### DATA RECORDS ###

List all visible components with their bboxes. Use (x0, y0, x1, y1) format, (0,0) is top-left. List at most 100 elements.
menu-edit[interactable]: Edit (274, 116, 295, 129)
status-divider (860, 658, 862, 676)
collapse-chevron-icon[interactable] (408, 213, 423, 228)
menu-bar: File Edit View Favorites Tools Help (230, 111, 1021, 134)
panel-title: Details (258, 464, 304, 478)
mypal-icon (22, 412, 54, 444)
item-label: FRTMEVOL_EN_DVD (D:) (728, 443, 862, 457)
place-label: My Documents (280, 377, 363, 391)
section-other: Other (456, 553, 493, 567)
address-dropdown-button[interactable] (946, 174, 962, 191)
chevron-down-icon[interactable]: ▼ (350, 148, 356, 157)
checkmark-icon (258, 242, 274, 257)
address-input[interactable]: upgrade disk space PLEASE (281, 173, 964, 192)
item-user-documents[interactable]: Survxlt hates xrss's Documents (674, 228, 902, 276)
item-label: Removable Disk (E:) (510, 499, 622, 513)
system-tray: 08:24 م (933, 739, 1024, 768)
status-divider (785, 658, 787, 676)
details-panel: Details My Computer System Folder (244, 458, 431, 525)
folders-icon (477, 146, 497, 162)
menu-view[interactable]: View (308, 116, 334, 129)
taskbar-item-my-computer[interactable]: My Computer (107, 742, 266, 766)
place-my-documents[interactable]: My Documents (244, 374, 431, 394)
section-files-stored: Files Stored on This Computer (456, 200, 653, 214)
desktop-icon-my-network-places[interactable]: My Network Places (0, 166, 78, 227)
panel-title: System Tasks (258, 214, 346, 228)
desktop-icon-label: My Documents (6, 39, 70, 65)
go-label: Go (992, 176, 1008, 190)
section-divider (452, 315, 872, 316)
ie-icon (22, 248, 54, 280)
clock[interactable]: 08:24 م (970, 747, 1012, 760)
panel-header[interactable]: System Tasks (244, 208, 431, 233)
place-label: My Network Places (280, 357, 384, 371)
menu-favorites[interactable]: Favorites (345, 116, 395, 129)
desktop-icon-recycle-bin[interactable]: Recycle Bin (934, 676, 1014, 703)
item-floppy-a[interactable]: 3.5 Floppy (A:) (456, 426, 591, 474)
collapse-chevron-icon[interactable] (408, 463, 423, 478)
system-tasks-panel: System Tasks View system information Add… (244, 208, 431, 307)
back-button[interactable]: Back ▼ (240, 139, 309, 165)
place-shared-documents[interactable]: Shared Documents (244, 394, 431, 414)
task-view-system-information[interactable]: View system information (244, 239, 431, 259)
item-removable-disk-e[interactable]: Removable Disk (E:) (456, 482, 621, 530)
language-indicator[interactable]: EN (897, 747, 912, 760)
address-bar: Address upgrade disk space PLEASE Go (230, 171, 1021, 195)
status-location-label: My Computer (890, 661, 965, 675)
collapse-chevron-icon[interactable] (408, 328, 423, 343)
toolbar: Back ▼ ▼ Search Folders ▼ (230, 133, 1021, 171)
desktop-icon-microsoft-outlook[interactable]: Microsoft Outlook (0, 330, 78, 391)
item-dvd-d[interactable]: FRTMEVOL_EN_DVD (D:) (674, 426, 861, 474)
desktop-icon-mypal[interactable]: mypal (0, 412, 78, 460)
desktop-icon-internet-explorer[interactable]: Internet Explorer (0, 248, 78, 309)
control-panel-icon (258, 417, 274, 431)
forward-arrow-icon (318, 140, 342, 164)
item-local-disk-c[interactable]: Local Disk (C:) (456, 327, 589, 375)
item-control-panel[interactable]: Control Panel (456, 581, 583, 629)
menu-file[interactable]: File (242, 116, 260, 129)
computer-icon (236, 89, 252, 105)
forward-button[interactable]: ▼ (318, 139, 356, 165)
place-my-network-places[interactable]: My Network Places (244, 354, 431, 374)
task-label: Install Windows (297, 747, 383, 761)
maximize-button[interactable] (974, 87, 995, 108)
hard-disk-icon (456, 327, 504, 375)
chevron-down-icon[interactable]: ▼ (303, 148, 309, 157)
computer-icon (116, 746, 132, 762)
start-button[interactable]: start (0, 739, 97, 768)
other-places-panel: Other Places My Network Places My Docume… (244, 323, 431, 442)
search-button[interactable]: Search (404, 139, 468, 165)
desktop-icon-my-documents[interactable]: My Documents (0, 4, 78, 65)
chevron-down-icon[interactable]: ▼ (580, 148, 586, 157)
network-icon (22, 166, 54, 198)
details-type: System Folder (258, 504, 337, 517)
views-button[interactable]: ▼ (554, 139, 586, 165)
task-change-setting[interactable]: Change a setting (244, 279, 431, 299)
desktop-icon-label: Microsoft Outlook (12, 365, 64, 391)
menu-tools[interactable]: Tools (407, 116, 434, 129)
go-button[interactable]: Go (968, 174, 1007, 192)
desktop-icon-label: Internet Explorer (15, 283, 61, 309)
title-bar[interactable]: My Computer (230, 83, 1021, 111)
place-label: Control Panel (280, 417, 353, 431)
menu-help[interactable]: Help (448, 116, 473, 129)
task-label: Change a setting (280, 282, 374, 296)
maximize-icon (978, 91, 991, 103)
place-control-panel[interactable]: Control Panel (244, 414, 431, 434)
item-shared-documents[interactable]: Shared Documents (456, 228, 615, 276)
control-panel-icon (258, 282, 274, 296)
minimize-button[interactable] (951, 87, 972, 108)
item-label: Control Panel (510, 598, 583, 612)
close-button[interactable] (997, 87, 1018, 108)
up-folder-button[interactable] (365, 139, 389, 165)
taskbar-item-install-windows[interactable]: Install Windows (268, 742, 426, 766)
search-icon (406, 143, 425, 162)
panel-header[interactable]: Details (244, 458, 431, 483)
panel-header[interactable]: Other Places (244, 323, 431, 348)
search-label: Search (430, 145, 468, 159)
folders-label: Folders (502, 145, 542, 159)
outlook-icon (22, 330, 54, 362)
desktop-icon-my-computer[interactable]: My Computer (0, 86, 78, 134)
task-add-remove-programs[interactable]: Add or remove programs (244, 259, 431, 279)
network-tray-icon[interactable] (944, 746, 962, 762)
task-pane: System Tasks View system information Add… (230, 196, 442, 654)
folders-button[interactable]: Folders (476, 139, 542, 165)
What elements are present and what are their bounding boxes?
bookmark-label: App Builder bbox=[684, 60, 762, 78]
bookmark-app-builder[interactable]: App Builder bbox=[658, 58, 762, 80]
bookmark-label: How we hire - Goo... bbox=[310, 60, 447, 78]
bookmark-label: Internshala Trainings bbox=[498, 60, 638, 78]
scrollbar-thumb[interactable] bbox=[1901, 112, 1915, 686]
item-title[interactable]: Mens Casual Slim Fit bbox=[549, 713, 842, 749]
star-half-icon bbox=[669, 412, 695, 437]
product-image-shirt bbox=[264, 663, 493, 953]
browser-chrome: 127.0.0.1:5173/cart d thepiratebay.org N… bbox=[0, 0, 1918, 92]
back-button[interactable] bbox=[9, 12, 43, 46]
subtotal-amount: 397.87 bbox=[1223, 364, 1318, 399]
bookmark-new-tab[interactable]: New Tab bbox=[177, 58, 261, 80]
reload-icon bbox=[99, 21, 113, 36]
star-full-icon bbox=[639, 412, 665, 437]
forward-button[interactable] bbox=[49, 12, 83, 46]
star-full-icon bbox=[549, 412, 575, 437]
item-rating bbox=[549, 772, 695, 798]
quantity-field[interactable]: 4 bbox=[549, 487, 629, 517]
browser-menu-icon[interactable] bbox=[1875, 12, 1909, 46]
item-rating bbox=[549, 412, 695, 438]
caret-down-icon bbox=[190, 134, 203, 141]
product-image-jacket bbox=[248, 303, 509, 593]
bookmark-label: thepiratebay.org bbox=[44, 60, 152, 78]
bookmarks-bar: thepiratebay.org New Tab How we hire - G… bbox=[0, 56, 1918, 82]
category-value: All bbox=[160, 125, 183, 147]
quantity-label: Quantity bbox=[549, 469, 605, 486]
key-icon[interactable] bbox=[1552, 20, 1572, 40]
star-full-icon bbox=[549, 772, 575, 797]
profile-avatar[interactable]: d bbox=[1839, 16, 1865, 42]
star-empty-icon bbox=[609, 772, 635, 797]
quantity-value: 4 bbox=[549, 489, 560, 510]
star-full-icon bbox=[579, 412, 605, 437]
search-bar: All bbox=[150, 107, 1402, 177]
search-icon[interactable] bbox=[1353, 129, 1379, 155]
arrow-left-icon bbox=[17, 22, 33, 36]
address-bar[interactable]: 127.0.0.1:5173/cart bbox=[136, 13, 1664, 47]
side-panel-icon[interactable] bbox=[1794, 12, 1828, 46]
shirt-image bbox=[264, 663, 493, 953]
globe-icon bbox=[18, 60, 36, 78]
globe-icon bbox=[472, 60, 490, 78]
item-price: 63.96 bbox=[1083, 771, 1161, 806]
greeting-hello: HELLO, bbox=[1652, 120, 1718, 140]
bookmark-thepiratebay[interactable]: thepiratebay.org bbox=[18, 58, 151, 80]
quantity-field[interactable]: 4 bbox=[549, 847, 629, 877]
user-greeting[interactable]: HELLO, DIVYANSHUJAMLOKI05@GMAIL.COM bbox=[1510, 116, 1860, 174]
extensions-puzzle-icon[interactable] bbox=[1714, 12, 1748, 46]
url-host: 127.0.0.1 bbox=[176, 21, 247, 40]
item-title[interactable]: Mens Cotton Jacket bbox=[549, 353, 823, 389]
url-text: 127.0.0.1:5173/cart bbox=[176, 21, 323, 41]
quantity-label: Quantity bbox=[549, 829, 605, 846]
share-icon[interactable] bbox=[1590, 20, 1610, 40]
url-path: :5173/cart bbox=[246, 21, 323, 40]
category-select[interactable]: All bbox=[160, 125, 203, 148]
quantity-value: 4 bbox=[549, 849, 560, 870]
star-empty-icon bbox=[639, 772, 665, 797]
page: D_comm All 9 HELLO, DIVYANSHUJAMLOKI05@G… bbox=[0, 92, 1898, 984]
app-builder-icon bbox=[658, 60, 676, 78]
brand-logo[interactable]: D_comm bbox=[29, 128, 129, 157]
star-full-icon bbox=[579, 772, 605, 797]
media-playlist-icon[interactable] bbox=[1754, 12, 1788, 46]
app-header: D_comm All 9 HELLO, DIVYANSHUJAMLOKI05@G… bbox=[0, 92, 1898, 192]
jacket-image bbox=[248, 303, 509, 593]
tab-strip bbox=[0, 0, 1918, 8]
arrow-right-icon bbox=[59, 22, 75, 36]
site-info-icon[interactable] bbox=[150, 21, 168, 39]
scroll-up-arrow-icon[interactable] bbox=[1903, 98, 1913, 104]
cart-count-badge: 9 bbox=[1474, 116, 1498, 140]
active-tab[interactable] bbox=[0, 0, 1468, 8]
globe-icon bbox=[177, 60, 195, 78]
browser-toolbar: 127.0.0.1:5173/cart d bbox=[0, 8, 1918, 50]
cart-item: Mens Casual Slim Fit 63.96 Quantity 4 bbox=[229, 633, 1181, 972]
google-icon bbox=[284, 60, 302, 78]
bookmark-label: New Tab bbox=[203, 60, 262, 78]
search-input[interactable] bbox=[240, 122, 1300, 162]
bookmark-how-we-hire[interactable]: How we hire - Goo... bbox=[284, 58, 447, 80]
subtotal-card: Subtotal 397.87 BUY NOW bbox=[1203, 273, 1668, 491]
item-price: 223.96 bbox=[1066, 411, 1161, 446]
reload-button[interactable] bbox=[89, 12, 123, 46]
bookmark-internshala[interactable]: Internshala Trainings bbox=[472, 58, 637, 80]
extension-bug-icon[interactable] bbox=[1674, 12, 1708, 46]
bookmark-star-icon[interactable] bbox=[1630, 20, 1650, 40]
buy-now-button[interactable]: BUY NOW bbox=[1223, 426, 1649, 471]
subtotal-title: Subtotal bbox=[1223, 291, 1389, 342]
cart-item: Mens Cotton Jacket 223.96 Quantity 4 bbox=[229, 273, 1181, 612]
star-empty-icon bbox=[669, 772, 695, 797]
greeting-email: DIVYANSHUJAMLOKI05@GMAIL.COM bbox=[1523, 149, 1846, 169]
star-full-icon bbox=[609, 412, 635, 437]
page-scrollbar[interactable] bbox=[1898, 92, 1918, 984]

###

*EXERCISE OBJECTIVE*:
Turn the lines starting at the beginning of the rows and ending at the line containing "collapse-chevron-icon[interactable] (408, 213, 423, 228)" into a numbered list, leaving out any blank lines.

*SOLUTION TO THIS EXERCISE*:
1. List all visible components with their bboxes. Use (x0, y0, x1, y1) format, (0,0) is top-left. List at most 100 elements.
2. menu-edit[interactable]: Edit (274, 116, 295, 129)
3. status-divider (860, 658, 862, 676)
4. collapse-chevron-icon[interactable] (408, 213, 423, 228)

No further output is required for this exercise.